Report all lines holding "this".

** start of Record set **

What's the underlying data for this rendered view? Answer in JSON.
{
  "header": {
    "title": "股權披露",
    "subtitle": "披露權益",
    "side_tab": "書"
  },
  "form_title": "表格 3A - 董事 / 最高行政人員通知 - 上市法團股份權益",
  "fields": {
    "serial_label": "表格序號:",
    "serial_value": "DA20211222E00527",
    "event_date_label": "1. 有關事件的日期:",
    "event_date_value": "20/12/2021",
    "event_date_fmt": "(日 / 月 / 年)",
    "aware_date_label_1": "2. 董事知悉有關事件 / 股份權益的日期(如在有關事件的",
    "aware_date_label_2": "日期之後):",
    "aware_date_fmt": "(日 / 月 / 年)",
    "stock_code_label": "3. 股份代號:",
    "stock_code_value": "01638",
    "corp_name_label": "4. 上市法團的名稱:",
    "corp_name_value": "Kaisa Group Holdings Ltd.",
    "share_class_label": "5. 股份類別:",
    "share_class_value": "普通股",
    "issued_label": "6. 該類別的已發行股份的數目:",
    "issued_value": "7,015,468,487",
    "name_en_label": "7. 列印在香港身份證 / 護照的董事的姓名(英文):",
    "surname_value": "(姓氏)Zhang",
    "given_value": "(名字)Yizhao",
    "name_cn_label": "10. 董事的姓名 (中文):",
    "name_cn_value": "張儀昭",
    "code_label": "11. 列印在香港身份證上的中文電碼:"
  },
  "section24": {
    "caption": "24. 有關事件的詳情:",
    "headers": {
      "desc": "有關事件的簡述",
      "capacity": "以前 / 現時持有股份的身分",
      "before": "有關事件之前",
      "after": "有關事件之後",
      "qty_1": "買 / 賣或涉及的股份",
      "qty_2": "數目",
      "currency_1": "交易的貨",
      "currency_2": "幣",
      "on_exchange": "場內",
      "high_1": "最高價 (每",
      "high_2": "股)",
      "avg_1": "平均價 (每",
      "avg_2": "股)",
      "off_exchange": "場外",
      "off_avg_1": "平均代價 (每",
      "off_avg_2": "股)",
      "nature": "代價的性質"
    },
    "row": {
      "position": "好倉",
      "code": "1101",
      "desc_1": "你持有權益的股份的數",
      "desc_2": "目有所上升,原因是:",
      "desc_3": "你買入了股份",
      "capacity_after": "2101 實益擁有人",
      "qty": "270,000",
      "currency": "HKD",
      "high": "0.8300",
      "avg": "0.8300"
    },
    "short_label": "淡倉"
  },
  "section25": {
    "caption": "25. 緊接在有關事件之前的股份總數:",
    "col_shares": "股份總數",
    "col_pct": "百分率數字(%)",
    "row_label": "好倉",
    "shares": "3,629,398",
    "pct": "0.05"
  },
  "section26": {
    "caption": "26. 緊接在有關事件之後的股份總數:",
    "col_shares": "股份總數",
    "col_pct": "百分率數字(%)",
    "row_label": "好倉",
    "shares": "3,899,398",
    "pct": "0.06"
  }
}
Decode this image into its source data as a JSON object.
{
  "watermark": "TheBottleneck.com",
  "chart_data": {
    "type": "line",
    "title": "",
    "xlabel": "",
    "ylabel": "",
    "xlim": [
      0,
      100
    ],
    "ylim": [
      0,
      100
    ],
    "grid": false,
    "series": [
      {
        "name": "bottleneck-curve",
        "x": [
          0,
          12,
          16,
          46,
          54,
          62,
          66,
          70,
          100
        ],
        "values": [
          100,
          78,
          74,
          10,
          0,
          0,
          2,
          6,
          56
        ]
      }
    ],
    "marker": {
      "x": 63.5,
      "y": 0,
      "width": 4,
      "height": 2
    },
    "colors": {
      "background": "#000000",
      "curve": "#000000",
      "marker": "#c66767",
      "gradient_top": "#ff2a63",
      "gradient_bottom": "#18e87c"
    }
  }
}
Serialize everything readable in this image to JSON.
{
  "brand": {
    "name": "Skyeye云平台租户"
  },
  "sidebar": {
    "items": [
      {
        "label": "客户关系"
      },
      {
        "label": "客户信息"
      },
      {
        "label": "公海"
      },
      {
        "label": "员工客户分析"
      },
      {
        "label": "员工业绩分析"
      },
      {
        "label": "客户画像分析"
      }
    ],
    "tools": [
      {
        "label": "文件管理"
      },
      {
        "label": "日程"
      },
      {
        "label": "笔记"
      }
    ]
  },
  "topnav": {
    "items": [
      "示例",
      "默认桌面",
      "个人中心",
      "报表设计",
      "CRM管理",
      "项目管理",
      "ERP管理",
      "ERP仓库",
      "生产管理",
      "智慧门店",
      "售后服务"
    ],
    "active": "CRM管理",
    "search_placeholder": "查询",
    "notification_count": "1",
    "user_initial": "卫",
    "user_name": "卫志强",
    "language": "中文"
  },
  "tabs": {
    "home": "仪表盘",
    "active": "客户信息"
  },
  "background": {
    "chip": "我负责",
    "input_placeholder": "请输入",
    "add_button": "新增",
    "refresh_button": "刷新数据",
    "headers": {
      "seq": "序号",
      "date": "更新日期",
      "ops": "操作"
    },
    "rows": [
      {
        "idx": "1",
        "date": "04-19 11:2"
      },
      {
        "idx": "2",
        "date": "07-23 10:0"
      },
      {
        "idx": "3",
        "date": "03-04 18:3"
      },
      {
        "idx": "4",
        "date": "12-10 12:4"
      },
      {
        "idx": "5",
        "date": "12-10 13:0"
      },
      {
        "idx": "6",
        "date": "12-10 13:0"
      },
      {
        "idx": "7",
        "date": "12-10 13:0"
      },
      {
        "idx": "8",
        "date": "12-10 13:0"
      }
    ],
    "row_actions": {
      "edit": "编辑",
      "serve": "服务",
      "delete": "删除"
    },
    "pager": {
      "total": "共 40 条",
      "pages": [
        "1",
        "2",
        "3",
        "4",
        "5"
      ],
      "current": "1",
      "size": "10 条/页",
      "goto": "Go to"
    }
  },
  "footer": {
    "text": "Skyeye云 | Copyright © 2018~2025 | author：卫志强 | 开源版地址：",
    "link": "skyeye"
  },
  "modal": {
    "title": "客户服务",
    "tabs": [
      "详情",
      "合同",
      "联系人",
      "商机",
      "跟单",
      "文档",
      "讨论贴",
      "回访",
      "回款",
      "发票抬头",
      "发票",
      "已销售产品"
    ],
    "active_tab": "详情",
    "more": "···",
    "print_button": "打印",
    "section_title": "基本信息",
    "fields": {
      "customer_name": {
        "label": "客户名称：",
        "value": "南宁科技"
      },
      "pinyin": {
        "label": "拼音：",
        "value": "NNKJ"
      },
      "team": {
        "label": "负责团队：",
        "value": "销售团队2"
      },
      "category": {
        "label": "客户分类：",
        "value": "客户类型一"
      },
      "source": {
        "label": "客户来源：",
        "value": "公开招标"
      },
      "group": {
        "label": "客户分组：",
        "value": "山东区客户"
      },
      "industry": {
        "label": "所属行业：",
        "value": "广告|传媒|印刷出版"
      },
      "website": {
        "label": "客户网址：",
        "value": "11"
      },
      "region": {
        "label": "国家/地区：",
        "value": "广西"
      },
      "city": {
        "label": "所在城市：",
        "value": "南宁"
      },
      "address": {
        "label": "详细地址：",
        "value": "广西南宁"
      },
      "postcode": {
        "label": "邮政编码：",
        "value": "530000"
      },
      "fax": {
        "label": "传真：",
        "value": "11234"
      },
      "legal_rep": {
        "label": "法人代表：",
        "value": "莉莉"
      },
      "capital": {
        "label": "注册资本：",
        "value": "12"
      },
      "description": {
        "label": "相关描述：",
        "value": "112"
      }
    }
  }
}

** end of Record set **

§ Task solution:
What's the underlying data for this rendered view? Answer in JSON.
Decode this image into its source data as a JSON object.
Serialize everything readable in this image to JSON.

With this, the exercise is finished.